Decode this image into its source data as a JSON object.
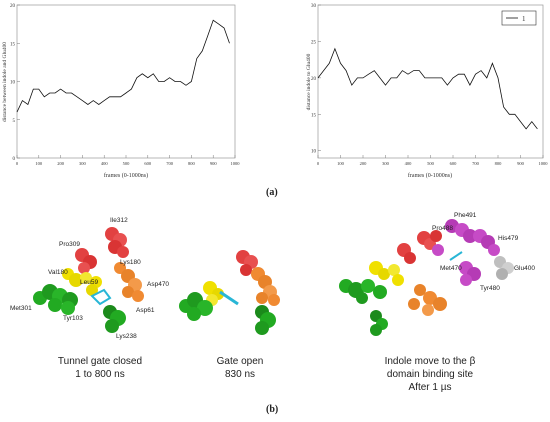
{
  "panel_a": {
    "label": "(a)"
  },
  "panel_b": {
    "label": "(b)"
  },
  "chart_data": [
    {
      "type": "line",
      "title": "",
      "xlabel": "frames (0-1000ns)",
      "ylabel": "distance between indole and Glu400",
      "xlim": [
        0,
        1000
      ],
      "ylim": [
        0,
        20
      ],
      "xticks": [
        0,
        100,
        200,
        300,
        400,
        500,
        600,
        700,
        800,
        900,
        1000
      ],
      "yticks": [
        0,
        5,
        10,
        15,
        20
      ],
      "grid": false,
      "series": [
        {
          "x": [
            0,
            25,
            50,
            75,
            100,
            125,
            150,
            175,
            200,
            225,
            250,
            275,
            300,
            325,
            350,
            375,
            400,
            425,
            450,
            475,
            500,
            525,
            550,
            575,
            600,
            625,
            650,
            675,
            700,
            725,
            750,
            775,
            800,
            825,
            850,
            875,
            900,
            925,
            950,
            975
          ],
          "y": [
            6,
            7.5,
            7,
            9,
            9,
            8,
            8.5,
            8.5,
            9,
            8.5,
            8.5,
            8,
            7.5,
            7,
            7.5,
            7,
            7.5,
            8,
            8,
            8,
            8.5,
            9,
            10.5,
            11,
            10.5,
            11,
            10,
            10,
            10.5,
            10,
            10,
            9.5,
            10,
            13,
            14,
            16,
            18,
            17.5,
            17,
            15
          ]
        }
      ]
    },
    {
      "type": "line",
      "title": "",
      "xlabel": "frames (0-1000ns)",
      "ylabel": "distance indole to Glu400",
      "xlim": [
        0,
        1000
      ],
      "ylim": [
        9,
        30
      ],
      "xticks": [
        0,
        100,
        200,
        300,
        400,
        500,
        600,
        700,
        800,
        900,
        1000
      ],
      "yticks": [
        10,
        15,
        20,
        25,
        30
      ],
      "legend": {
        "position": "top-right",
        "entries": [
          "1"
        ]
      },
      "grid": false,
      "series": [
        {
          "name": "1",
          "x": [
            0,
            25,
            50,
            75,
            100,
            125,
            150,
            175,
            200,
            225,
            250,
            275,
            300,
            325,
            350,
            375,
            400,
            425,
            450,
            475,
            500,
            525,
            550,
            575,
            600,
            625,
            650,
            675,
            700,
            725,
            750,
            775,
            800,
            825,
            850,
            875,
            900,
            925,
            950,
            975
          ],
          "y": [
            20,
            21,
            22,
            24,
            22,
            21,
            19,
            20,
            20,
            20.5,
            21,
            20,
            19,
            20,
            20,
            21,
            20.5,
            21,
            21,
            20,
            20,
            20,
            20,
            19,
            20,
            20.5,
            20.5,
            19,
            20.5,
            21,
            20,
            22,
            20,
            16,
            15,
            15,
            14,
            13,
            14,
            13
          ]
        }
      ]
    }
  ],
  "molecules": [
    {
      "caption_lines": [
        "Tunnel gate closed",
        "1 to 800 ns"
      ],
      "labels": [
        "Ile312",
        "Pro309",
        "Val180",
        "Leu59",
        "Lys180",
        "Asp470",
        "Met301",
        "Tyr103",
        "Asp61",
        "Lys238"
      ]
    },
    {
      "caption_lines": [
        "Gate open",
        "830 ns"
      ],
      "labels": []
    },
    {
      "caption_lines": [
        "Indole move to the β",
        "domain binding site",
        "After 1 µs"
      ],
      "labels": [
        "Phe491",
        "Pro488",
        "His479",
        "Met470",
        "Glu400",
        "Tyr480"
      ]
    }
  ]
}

******

=== WHAT IS ASKED ===
Filter the records for lines holding the string "ylabel". Copy each one.

=== SOLUTION TO THIS EXERCISE ===
      "ylabel": "distance between indole and Glu400",
      "ylabel": "distance indole to Glu400",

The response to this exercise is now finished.